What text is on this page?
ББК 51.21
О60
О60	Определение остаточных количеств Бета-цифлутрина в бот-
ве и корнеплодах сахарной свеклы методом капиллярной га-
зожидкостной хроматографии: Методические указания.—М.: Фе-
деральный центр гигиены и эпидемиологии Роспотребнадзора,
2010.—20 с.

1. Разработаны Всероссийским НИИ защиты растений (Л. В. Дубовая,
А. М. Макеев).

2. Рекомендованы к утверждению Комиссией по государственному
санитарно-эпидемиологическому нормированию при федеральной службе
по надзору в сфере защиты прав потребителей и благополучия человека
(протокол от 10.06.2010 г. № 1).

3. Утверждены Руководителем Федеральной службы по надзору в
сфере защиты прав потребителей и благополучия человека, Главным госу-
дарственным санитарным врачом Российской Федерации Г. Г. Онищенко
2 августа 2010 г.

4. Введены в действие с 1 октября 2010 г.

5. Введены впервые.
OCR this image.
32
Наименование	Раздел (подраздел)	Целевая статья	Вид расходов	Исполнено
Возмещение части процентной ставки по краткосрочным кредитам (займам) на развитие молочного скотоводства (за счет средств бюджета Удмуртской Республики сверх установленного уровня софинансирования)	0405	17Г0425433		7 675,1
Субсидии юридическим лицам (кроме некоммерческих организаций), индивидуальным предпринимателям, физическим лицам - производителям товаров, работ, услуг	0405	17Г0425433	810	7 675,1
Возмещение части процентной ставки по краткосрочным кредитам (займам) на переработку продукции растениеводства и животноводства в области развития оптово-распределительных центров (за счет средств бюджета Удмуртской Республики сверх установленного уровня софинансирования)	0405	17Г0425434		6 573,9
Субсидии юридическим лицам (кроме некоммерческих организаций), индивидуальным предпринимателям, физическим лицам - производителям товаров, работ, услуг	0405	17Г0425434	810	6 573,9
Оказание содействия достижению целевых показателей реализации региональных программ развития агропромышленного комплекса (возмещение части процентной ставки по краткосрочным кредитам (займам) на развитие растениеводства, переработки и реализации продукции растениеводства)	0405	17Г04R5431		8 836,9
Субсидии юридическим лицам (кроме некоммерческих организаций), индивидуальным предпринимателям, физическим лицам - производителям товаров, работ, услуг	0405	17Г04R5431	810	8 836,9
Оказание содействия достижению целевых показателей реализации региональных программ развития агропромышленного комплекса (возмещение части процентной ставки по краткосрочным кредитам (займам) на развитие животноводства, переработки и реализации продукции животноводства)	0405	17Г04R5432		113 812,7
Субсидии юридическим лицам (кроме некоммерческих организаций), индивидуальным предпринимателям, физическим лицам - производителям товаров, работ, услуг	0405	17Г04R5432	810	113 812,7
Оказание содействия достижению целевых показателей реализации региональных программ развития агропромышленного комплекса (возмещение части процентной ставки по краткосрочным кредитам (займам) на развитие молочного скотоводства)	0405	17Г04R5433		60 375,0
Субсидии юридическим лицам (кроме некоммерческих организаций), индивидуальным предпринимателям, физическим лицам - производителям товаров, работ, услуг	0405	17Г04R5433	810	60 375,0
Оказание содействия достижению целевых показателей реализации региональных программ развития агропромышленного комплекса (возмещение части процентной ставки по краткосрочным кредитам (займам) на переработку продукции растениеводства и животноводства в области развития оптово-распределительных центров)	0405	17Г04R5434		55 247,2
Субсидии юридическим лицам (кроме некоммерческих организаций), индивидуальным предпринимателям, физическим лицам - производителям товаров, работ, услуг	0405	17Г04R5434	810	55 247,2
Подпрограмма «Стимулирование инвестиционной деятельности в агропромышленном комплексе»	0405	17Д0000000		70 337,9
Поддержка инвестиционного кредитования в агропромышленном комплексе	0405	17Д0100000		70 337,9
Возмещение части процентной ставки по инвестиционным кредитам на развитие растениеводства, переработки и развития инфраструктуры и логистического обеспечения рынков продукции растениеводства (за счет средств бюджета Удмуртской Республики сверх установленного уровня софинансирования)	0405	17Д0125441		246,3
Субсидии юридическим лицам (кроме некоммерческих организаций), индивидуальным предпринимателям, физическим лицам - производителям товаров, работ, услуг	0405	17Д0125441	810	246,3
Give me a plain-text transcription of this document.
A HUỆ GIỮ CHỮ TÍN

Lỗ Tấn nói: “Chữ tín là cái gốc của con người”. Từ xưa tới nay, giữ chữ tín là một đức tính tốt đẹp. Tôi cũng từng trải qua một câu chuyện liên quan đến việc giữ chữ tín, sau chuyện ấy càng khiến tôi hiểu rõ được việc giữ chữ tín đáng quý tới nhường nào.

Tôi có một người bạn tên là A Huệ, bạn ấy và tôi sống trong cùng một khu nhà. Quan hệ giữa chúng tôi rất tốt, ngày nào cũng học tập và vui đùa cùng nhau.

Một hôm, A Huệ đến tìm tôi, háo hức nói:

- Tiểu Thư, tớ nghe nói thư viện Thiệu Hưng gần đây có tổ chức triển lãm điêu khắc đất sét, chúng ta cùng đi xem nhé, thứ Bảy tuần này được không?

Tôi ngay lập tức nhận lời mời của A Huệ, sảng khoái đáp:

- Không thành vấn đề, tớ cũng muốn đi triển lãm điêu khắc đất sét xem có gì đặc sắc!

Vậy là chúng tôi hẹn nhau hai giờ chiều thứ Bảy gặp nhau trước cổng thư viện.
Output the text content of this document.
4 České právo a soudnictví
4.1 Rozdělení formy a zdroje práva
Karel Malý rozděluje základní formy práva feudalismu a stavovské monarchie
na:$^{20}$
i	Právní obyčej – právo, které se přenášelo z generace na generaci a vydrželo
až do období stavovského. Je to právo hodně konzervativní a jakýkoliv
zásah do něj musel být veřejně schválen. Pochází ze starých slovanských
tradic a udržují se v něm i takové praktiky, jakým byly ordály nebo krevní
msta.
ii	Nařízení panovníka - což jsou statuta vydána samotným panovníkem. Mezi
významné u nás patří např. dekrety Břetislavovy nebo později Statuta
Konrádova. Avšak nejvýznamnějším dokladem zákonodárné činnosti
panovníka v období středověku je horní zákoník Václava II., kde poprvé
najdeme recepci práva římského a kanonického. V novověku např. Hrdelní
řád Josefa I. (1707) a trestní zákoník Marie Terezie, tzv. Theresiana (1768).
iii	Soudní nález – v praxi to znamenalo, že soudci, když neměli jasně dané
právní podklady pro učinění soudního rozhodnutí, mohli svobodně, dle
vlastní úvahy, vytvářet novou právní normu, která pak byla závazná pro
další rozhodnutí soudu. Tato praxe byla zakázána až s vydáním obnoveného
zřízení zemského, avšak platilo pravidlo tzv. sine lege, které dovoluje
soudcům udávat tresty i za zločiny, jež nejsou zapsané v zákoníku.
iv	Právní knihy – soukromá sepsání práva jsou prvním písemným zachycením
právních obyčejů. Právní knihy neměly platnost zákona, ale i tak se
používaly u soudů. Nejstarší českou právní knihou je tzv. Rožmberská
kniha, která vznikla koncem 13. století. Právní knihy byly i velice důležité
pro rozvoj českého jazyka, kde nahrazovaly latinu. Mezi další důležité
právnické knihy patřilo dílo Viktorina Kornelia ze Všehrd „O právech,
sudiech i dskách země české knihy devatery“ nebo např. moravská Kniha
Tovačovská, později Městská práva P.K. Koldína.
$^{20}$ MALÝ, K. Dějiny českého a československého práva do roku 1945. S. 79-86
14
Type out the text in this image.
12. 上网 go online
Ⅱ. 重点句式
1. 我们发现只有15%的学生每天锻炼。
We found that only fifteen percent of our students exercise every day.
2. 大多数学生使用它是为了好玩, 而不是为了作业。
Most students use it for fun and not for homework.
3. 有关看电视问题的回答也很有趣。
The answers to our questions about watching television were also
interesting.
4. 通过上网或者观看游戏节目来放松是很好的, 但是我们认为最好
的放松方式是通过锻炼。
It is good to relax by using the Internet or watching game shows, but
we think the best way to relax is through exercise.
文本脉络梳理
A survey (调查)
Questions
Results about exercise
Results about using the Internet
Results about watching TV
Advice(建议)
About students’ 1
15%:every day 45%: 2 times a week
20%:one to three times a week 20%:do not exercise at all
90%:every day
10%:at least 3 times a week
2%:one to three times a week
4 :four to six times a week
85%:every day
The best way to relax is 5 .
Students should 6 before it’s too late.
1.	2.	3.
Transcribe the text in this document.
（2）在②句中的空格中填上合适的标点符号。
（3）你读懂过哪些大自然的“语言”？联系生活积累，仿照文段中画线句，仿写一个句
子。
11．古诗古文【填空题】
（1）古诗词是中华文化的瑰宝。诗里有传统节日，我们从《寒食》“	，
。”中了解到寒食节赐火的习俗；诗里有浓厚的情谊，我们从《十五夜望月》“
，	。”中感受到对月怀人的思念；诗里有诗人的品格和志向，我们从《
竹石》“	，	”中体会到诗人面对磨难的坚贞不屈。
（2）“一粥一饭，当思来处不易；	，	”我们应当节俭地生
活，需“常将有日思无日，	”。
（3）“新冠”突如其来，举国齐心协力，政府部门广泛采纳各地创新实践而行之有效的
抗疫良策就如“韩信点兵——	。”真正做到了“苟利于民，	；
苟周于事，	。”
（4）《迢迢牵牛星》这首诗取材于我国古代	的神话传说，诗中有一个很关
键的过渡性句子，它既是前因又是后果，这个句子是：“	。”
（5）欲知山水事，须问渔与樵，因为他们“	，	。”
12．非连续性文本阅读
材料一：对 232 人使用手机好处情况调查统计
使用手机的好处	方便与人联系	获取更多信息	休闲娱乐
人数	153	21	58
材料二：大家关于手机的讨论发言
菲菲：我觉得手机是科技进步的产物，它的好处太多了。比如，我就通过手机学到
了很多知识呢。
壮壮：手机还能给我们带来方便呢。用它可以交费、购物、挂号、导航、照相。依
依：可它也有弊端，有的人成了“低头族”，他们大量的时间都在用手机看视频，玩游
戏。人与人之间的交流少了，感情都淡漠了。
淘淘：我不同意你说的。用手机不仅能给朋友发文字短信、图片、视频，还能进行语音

------------------------

What is being asked: Compute the number of lines above that contain the string "Введены". Reply with that value only.

Final result: 2